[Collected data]
______________________________
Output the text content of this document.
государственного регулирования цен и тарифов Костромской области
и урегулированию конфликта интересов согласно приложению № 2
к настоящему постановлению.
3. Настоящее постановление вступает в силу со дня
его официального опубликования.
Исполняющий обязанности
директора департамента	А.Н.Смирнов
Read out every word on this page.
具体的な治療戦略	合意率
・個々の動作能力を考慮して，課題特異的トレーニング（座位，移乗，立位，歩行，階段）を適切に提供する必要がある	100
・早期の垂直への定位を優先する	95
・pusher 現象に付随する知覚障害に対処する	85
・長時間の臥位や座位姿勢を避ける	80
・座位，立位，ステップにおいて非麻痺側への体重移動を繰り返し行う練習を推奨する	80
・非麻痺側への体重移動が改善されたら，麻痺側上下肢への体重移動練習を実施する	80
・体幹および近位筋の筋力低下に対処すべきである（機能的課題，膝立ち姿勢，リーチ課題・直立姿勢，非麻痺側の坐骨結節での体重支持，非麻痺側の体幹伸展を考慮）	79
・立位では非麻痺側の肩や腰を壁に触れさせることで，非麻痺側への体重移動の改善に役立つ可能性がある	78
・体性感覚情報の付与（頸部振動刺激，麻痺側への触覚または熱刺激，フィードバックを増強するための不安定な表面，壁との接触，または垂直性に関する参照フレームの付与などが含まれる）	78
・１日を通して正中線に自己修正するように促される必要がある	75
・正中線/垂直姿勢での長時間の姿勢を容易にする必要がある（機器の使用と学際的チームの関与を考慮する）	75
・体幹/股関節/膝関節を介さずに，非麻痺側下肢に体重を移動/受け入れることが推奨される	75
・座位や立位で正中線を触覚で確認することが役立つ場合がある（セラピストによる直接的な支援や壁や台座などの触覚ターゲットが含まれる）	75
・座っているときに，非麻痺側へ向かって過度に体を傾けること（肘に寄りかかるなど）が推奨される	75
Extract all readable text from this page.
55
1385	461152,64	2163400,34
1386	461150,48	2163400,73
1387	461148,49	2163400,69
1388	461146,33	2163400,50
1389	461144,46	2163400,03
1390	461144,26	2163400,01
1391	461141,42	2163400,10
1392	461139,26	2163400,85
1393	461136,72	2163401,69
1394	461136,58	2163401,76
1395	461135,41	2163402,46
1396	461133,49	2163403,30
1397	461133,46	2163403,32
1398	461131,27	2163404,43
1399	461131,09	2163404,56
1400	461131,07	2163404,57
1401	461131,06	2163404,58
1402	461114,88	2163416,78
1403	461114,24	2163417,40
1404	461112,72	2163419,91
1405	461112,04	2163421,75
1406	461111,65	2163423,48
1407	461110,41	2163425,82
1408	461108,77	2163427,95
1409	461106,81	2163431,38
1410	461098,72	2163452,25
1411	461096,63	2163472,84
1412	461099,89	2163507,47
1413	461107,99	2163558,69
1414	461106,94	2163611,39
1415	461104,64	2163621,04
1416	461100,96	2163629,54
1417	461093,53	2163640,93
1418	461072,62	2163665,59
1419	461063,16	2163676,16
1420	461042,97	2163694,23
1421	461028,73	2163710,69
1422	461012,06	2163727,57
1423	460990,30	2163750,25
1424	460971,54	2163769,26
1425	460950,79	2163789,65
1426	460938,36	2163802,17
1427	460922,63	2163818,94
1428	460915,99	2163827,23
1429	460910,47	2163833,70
______________________________
= PROBLEM DESCRIPTION =
Show all lines from the records above where the word "this" occurs.

= RESULT =
Output the text content of this document.
Read out every word on this page.
Extract all readable text from this page.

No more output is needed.